** Start **
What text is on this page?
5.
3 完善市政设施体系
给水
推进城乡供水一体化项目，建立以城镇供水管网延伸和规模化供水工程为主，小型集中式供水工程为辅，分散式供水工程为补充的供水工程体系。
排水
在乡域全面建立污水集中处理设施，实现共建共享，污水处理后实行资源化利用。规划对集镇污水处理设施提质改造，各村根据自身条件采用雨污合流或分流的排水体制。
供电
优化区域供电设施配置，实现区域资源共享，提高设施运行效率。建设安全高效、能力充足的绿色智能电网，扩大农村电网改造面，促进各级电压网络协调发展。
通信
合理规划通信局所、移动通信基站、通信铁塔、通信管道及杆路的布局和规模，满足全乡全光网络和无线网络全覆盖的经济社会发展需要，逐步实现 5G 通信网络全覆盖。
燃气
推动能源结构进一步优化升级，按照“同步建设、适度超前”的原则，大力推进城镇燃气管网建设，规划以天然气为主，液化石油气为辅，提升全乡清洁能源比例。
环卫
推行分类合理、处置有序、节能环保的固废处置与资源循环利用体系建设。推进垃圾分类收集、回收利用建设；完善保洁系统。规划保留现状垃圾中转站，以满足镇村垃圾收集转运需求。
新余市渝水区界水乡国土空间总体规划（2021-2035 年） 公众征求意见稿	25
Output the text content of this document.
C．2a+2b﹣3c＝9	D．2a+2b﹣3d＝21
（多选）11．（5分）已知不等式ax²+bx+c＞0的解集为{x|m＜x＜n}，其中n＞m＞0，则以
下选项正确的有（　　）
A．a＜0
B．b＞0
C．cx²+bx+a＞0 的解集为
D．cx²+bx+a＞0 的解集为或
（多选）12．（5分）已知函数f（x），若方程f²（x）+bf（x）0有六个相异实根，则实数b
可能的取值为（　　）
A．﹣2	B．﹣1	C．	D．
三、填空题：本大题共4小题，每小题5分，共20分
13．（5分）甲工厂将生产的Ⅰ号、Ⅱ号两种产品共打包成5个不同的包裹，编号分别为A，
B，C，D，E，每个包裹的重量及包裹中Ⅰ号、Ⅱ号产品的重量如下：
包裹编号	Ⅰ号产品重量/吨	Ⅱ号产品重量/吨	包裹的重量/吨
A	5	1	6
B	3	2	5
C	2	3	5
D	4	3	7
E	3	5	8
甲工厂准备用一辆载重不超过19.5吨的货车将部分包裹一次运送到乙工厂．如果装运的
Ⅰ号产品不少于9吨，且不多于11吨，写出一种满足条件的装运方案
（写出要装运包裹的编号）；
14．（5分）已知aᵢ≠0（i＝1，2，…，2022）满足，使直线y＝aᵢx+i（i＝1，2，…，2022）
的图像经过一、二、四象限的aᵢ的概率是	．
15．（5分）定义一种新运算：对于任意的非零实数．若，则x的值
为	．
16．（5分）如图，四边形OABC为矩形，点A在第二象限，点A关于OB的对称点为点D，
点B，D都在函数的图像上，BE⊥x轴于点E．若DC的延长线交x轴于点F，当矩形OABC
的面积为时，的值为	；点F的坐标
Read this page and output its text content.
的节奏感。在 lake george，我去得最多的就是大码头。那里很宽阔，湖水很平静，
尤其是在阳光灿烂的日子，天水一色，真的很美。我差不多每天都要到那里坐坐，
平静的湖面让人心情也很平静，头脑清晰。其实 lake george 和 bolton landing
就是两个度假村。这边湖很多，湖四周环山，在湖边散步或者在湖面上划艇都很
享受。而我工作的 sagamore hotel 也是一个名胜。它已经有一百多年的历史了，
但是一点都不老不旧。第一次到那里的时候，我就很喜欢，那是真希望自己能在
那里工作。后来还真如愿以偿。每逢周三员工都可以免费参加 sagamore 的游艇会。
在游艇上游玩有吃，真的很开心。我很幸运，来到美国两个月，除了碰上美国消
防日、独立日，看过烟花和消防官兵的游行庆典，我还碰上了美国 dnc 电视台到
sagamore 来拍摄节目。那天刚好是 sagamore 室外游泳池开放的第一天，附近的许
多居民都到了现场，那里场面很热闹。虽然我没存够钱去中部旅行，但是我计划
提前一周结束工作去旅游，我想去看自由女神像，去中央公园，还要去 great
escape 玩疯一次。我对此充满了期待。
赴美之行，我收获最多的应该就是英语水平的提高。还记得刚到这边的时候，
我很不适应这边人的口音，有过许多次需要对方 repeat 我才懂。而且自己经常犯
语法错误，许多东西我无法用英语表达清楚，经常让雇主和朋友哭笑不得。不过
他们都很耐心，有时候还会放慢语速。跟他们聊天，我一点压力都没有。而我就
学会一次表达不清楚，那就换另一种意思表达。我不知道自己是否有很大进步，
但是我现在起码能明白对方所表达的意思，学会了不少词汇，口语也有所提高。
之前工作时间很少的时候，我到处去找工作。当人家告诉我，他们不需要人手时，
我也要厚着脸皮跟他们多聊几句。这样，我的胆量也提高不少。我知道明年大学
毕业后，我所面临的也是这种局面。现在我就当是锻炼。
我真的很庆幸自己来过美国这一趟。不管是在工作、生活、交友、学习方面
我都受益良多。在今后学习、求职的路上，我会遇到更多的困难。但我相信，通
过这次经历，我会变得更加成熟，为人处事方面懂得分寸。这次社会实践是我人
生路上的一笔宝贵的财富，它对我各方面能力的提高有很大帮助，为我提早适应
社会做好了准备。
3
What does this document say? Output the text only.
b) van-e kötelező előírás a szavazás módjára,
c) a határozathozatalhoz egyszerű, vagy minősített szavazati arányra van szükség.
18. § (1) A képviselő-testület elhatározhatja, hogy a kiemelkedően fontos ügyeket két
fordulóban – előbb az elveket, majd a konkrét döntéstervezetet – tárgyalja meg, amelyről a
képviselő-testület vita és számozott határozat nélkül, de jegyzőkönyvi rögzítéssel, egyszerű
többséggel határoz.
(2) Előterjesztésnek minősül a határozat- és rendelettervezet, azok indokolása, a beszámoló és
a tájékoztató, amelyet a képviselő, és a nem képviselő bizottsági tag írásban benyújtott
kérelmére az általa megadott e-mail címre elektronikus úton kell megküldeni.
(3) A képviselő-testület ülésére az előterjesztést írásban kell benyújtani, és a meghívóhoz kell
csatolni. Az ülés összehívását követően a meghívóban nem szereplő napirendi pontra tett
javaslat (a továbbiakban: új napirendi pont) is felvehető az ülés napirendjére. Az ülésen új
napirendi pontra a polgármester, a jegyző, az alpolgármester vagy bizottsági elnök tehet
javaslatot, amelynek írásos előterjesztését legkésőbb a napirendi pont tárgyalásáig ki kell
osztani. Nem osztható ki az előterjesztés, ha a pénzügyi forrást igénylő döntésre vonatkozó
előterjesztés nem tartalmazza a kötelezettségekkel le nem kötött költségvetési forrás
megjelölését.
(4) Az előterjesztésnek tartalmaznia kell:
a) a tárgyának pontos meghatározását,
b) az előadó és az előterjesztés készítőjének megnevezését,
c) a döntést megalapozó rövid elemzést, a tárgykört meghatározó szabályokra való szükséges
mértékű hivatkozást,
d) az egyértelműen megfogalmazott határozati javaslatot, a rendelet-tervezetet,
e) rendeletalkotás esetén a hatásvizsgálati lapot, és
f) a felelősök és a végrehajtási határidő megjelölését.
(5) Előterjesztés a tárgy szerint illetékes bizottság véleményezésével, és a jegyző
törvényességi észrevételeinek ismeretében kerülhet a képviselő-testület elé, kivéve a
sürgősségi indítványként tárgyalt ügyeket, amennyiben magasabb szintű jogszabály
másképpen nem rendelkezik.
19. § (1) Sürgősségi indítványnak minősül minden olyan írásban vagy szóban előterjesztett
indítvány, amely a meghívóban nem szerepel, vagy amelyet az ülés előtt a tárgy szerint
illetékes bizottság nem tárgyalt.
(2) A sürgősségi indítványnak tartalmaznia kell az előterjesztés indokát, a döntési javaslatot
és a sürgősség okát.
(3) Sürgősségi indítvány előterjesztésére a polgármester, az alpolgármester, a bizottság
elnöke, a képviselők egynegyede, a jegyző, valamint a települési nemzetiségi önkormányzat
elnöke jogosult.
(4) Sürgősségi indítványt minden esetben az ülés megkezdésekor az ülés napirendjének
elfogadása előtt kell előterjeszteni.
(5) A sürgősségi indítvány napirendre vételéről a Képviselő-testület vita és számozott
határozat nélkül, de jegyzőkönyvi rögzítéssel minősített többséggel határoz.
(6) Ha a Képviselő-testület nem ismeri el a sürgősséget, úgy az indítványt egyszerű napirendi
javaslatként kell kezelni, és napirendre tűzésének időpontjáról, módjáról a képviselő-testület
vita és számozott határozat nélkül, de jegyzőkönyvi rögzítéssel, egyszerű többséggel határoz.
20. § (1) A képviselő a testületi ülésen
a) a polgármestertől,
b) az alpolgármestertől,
** End **
Your instructions
In the entries above, find each line with the word "minden" and show it.

The response
19. § (1) Sürgősségi indítványnak minősül minden olyan írásban vagy szóban előterjesztett
(4) Sürgősségi indítványt minden esetben az ülés megkezdésekor az ülés napirendjének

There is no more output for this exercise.